Task.
Please reproduce every record, keeping each one exactly as written.

Record list.
--------------------------------

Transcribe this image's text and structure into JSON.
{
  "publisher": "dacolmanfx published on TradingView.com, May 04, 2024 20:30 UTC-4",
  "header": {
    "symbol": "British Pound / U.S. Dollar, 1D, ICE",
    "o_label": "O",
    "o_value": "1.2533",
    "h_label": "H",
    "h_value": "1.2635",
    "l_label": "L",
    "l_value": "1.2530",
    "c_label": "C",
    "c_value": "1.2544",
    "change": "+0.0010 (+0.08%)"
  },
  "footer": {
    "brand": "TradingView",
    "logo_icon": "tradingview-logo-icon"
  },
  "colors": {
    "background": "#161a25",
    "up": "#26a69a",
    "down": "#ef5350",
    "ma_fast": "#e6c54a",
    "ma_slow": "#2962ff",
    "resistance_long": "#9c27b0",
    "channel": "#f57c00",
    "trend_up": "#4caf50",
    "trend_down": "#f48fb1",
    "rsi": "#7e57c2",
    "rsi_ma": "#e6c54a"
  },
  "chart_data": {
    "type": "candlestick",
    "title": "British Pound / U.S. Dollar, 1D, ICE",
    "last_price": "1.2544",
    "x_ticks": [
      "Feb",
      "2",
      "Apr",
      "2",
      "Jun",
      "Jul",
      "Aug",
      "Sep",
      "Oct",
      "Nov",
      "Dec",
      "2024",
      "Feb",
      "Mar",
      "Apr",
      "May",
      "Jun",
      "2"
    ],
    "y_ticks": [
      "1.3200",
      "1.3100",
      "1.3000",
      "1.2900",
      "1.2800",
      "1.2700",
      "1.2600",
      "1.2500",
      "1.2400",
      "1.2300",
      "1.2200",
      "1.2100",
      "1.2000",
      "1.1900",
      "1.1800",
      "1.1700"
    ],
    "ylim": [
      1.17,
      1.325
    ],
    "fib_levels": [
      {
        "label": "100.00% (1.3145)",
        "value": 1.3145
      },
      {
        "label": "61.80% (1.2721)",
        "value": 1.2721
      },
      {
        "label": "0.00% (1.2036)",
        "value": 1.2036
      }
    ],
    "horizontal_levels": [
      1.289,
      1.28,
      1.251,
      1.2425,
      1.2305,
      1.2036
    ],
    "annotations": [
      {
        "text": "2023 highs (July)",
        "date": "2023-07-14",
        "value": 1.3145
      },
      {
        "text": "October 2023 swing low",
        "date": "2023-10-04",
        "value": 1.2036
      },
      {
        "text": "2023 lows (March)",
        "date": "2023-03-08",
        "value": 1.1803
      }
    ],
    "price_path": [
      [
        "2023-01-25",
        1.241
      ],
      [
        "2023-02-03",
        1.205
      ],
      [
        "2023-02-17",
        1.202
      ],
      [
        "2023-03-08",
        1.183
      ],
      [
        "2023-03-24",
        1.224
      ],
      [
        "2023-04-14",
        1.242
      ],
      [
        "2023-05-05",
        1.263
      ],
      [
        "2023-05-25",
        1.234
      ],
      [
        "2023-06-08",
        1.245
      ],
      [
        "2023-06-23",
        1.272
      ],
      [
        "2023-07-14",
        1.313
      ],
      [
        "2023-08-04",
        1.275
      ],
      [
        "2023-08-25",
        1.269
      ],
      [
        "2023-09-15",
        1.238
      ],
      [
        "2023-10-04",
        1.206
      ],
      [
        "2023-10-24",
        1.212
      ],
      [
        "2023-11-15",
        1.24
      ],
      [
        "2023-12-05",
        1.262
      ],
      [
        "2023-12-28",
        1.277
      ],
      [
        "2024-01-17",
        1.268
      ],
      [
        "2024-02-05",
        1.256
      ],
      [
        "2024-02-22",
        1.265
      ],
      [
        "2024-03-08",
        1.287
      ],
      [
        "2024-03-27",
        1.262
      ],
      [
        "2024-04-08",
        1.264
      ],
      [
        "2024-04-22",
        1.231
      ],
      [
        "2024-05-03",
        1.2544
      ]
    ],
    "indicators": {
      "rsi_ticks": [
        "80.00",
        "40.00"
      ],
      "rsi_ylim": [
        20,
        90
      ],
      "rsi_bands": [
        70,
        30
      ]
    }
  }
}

--------------------------------

Reply to the exercise.
Transcribe this image's text and structure into JSON.
{
  "publisher": "dacolmanfx published on TradingView.com, May 04, 2024 20:30 UTC-4",
  "header": {
    "symbol": "British Pound / U.S. Dollar, 1D, ICE",
    "o_label": "O",
    "o_value": "1.2533",
    "h_label": "H",
    "h_value": "1.2635",
    "l_label": "L",
    "l_value": "1.2530",
    "c_label": "C",
    "c_value": "1.2544",
    "change": "+0.0010 (+0.08%)"
  },
  "footer": {
    "brand": "TradingView",
    "logo_icon": "tradingview-logo-icon"
  },
  "colors": {
    "background": "#161a25",
    "up": "#26a69a",
    "down": "#ef5350",
    "ma_fast": "#e6c54a",
    "ma_slow": "#2962ff",
    "resistance_long": "#9c27b0",
    "channel": "#f57c00",
    "trend_up": "#4caf50",
    "trend_down": "#f48fb1",
    "rsi": "#7e57c2",
    "rsi_ma": "#e6c54a"
  },
  "chart_data": {
    "type": "candlestick",
    "title": "British Pound / U.S. Dollar, 1D, ICE",
    "last_price": "1.2544",
    "x_ticks": [
      "Feb",
      "2",
      "Apr",
      "2",
      "Jun",
      "Jul",
      "Aug",
      "Sep",
      "Oct",
      "Nov",
      "Dec",
      "2024",
      "Feb",
      "Mar",
      "Apr",
      "May",
      "Jun",
      "2"
    ],
    "y_ticks": [
      "1.3200",
      "1.3100",
      "1.3000",
      "1.2900",
      "1.2800",
      "1.2700",
      "1.2600",
      "1.2500",
      "1.2400",
      "1.2300",
      "1.2200",
      "1.2100",
      "1.2000",
      "1.1900",
      "1.1800",
      "1.1700"
    ],
    "ylim": [
      1.17,
      1.325
    ],
    "fib_levels": [
      {
        "label": "100.00% (1.3145)",
        "value": 1.3145
      },
      {
        "label": "61.80% (1.2721)",
        "value": 1.2721
      },
      {
        "label": "0.00% (1.2036)",
        "value": 1.2036
      }
    ],
    "horizontal_levels": [
      1.289,
      1.28,
      1.251,
      1.2425,
      1.2305,
      1.2036
    ],
    "annotations": [
      {
        "text": "2023 highs (July)",
        "date": "2023-07-14",
        "value": 1.3145
      },
      {
        "text": "October 2023 swing low",
        "date": "2023-10-04",
        "value": 1.2036
      },
      {
        "text": "2023 lows (March)",
        "date": "2023-03-08",
        "value": 1.1803
      }
    ],
    "price_path": [
      [
        "2023-01-25",
        1.241
      ],
      [
        "2023-02-03",
        1.205
      ],
      [
        "2023-02-17",
        1.202
      ],
      [
        "2023-03-08",
        1.183
      ],
      [
        "2023-03-24",
        1.224
      ],
      [
        "2023-04-14",
        1.242
      ],
      [
        "2023-05-05",
        1.263
      ],
      [
        "2023-05-25",
        1.234
      ],
      [
        "2023-06-08",
        1.245
      ],
      [
        "2023-06-23",
        1.272
      ],
      [
        "2023-07-14",
        1.313
      ],
      [
        "2023-08-04",
        1.275
      ],
      [
        "2023-08-25",
        1.269
      ],
      [
        "2023-09-15",
        1.238
      ],
      [
        "2023-10-04",
        1.206
      ],
      [
        "2023-10-24",
        1.212
      ],
      [
        "2023-11-15",
        1.24
      ],
      [
        "2023-12-05",
        1.262
      ],
      [
        "2023-12-28",
        1.277
      ],
      [
        "2024-01-17",
        1.268
      ],
      [
        "2024-02-05",
        1.256
      ],
      [
        "2024-02-22",
        1.265
      ],
      [
        "2024-03-08",
        1.287
      ],
      [
        "2024-03-27",
        1.262
      ],
      [
        "2024-04-08",
        1.264
      ],
      [
        "2024-04-22",
        1.231
      ],
      [
        "2024-05-03",
        1.2544
      ]
    ],
    "indicators": {
      "rsi_ticks": [
        "80.00",
        "40.00"
      ],
      "rsi_ylim": [
        20,
        90
      ],
      "rsi_bands": [
        70,
        30
      ]
    }
  }
}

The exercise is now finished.